**Directions**
Without the pictures, set down the records below word for word.

**Source material**
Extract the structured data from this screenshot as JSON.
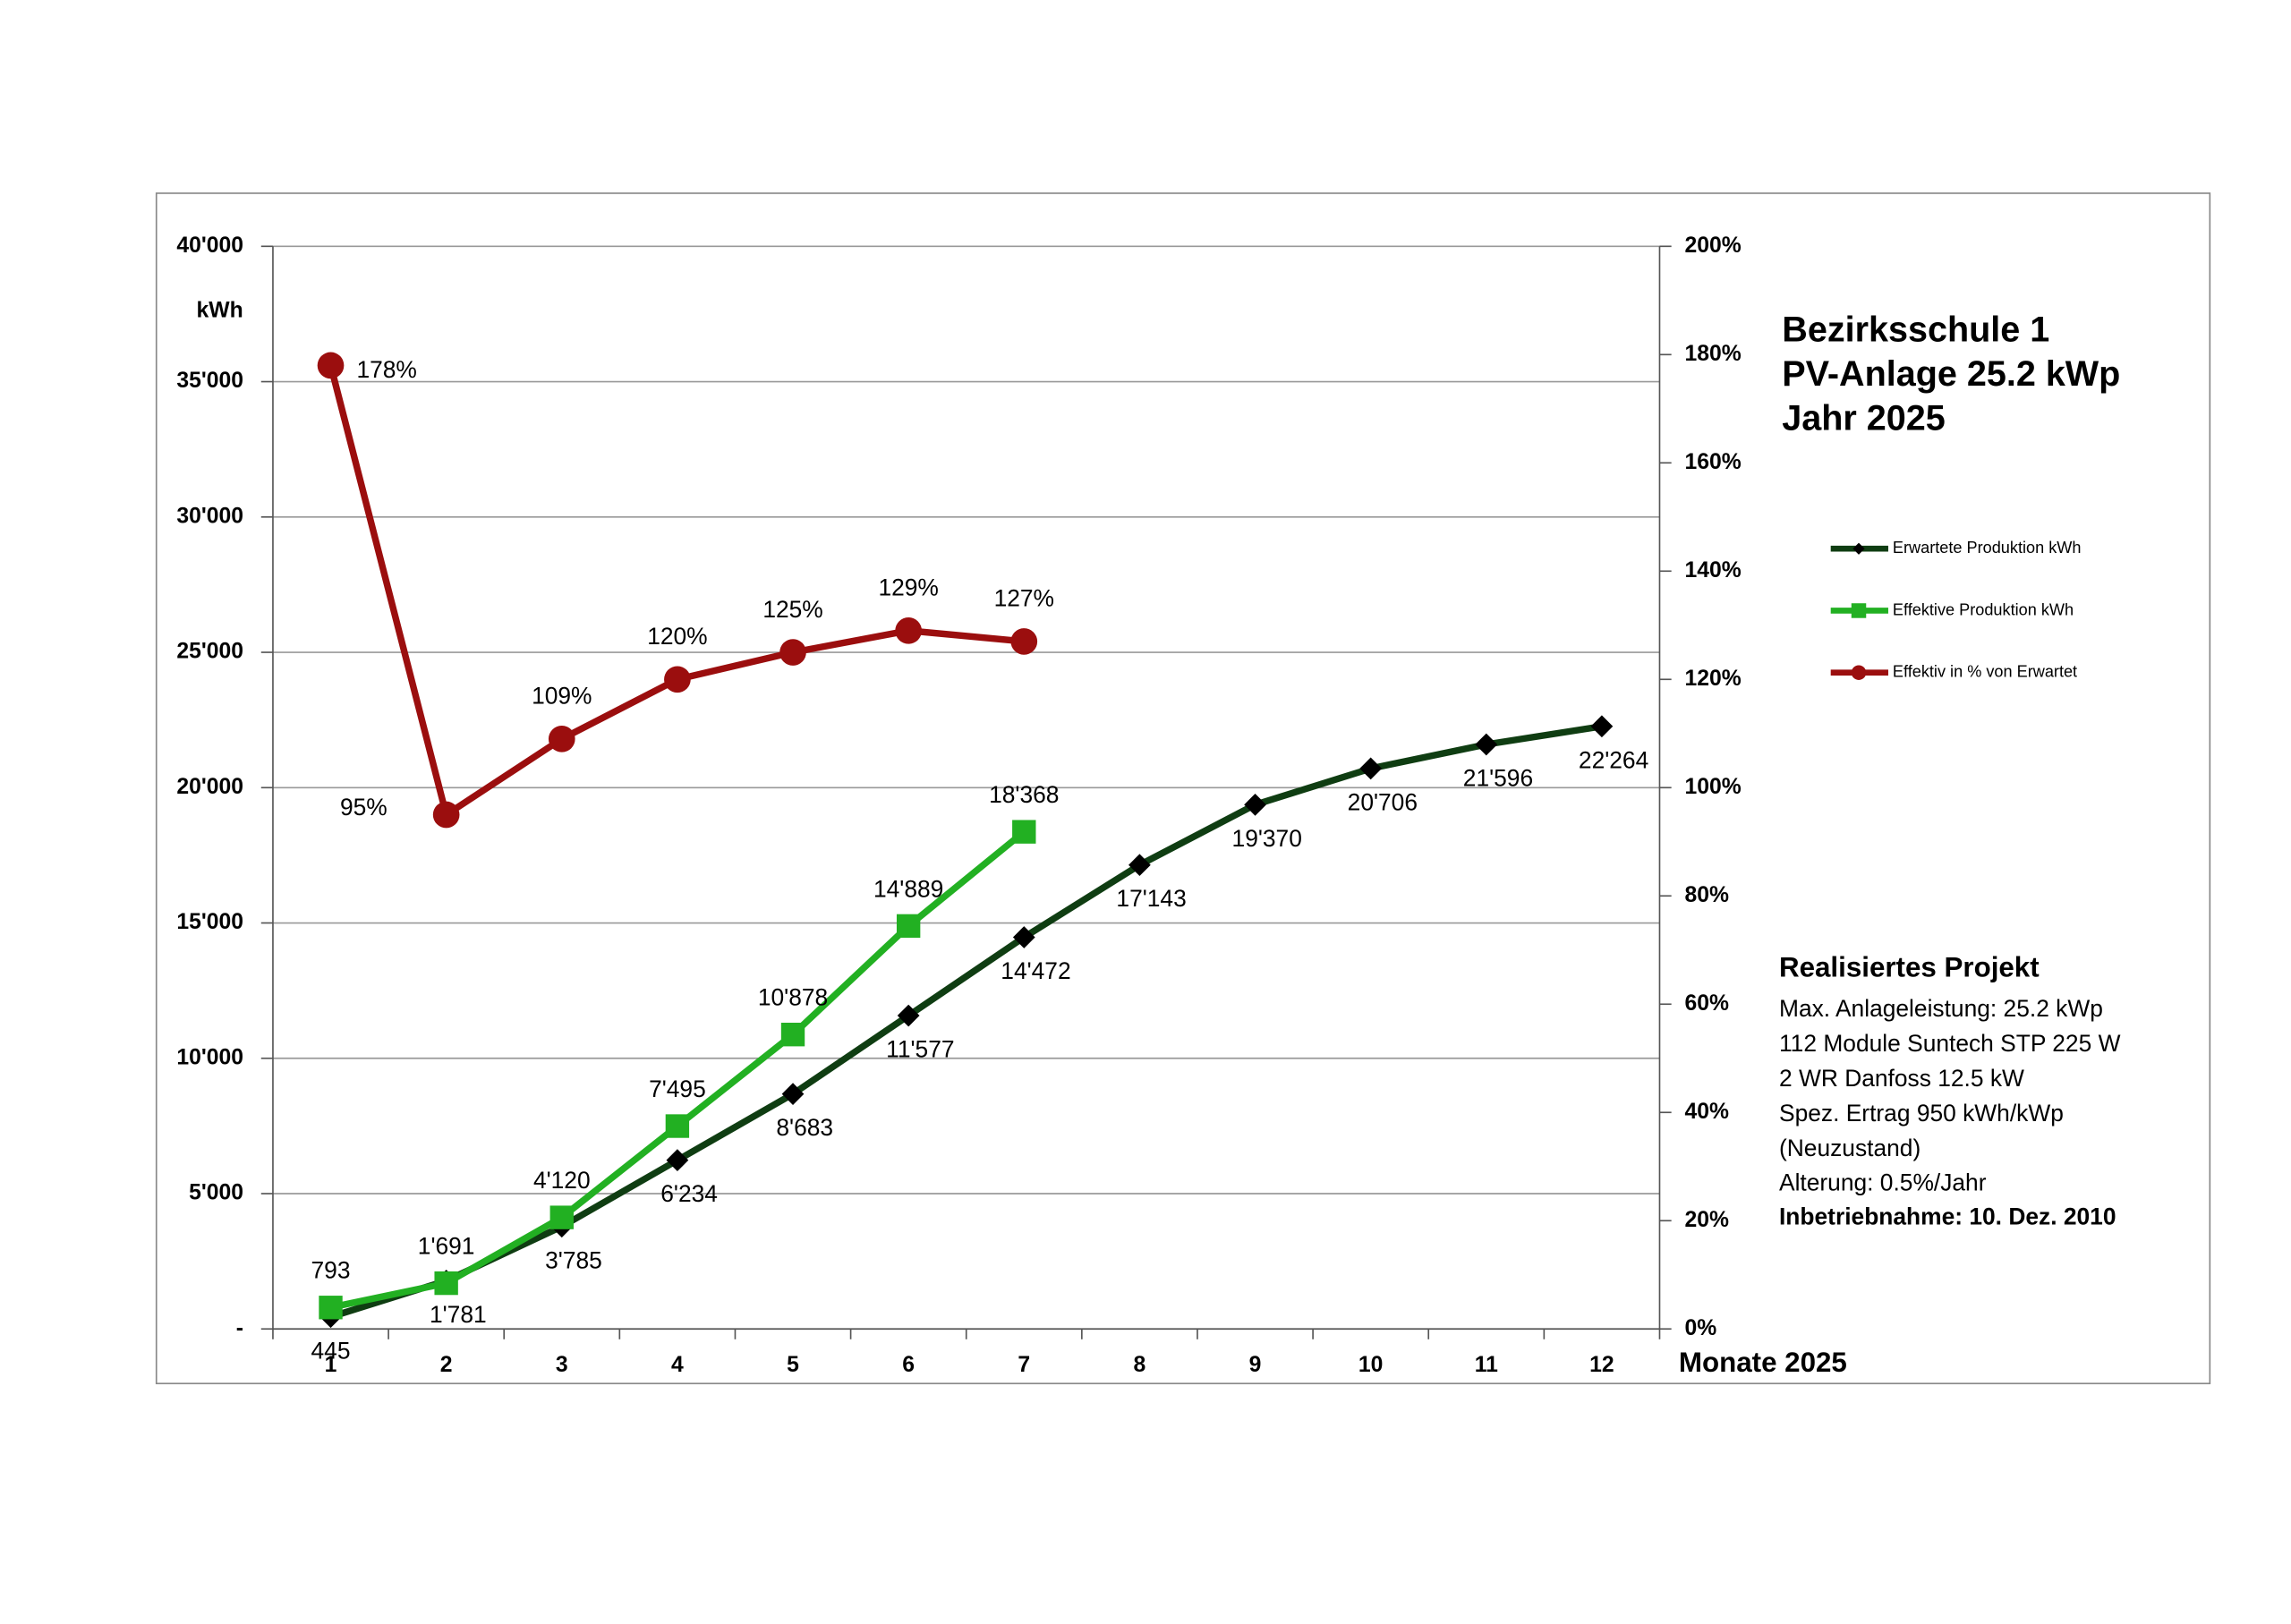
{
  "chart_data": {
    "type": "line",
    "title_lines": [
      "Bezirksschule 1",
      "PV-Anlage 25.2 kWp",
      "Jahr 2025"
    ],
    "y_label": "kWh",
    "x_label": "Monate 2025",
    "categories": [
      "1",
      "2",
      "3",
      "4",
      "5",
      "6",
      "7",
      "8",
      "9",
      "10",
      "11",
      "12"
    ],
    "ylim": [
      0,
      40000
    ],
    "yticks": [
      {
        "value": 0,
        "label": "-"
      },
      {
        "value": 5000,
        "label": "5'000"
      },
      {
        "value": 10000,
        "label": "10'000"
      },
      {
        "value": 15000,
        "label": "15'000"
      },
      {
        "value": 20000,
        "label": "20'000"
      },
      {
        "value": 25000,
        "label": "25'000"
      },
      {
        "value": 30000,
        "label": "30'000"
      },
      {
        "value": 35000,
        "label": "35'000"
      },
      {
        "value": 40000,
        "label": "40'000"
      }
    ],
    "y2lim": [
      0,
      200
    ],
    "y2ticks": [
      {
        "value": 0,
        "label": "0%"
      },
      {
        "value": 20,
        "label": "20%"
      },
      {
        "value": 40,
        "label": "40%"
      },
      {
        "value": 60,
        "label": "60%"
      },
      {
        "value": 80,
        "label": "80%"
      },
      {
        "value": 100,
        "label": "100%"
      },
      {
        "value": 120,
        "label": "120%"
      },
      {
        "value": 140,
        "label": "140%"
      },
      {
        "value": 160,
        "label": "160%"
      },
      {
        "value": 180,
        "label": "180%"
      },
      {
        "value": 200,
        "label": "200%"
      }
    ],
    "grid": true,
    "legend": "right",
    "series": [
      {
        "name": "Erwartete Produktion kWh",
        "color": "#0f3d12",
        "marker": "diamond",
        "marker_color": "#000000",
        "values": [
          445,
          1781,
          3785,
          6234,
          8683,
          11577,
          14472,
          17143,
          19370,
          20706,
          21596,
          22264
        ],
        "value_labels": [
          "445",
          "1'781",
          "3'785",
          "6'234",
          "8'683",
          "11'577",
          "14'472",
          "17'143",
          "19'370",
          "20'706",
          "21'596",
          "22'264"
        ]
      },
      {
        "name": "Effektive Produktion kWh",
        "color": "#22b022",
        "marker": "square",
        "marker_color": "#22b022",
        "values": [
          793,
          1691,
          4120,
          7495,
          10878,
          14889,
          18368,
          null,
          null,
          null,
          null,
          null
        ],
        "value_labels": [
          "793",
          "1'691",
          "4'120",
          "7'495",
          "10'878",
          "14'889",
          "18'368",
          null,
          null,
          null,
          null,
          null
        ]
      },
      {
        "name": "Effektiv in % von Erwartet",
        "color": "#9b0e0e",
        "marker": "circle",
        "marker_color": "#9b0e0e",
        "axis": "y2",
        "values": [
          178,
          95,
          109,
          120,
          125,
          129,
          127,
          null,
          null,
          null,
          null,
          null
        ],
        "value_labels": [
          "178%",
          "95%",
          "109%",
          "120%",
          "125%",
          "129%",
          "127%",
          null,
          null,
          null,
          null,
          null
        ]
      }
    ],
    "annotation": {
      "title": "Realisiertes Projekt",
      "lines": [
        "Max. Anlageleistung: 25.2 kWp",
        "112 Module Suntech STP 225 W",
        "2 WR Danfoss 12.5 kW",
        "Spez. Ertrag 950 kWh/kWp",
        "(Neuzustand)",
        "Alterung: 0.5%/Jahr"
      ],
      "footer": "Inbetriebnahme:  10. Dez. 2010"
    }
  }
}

**Answer in full**
Extract the structured data from this screenshot as JSON.
{
  "chart_data": {
    "type": "line",
    "title_lines": [
      "Bezirksschule 1",
      "PV-Anlage 25.2 kWp",
      "Jahr 2025"
    ],
    "y_label": "kWh",
    "x_label": "Monate 2025",
    "categories": [
      "1",
      "2",
      "3",
      "4",
      "5",
      "6",
      "7",
      "8",
      "9",
      "10",
      "11",
      "12"
    ],
    "ylim": [
      0,
      40000
    ],
    "yticks": [
      {
        "value": 0,
        "label": "-"
      },
      {
        "value": 5000,
        "label": "5'000"
      },
      {
        "value": 10000,
        "label": "10'000"
      },
      {
        "value": 15000,
        "label": "15'000"
      },
      {
        "value": 20000,
        "label": "20'000"
      },
      {
        "value": 25000,
        "label": "25'000"
      },
      {
        "value": 30000,
        "label": "30'000"
      },
      {
        "value": 35000,
        "label": "35'000"
      },
      {
        "value": 40000,
        "label": "40'000"
      }
    ],
    "y2lim": [
      0,
      200
    ],
    "y2ticks": [
      {
        "value": 0,
        "label": "0%"
      },
      {
        "value": 20,
        "label": "20%"
      },
      {
        "value": 40,
        "label": "40%"
      },
      {
        "value": 60,
        "label": "60%"
      },
      {
        "value": 80,
        "label": "80%"
      },
      {
        "value": 100,
        "label": "100%"
      },
      {
        "value": 120,
        "label": "120%"
      },
      {
        "value": 140,
        "label": "140%"
      },
      {
        "value": 160,
        "label": "160%"
      },
      {
        "value": 180,
        "label": "180%"
      },
      {
        "value": 200,
        "label": "200%"
      }
    ],
    "grid": true,
    "legend": "right",
    "series": [
      {
        "name": "Erwartete Produktion kWh",
        "color": "#0f3d12",
        "marker": "diamond",
        "marker_color": "#000000",
        "values": [
          445,
          1781,
          3785,
          6234,
          8683,
          11577,
          14472,
          17143,
          19370,
          20706,
          21596,
          22264
        ],
        "value_labels": [
          "445",
          "1'781",
          "3'785",
          "6'234",
          "8'683",
          "11'577",
          "14'472",
          "17'143",
          "19'370",
          "20'706",
          "21'596",
          "22'264"
        ]
      },
      {
        "name": "Effektive Produktion kWh",
        "color": "#22b022",
        "marker": "square",
        "marker_color": "#22b022",
        "values": [
          793,
          1691,
          4120,
          7495,
          10878,
          14889,
          18368,
          null,
          null,
          null,
          null,
          null
        ],
        "value_labels": [
          "793",
          "1'691",
          "4'120",
          "7'495",
          "10'878",
          "14'889",
          "18'368",
          null,
          null,
          null,
          null,
          null
        ]
      },
      {
        "name": "Effektiv in % von Erwartet",
        "color": "#9b0e0e",
        "marker": "circle",
        "marker_color": "#9b0e0e",
        "axis": "y2",
        "values": [
          178,
          95,
          109,
          120,
          125,
          129,
          127,
          null,
          null,
          null,
          null,
          null
        ],
        "value_labels": [
          "178%",
          "95%",
          "109%",
          "120%",
          "125%",
          "129%",
          "127%",
          null,
          null,
          null,
          null,
          null
        ]
      }
    ],
    "annotation": {
      "title": "Realisiertes Projekt",
      "lines": [
        "Max. Anlageleistung: 25.2 kWp",
        "112 Module Suntech STP 225 W",
        "2 WR Danfoss 12.5 kW",
        "Spez. Ertrag 950 kWh/kWp",
        "(Neuzustand)",
        "Alterung: 0.5%/Jahr"
      ],
      "footer": "Inbetriebnahme:  10. Dez. 2010"
    }
  }
}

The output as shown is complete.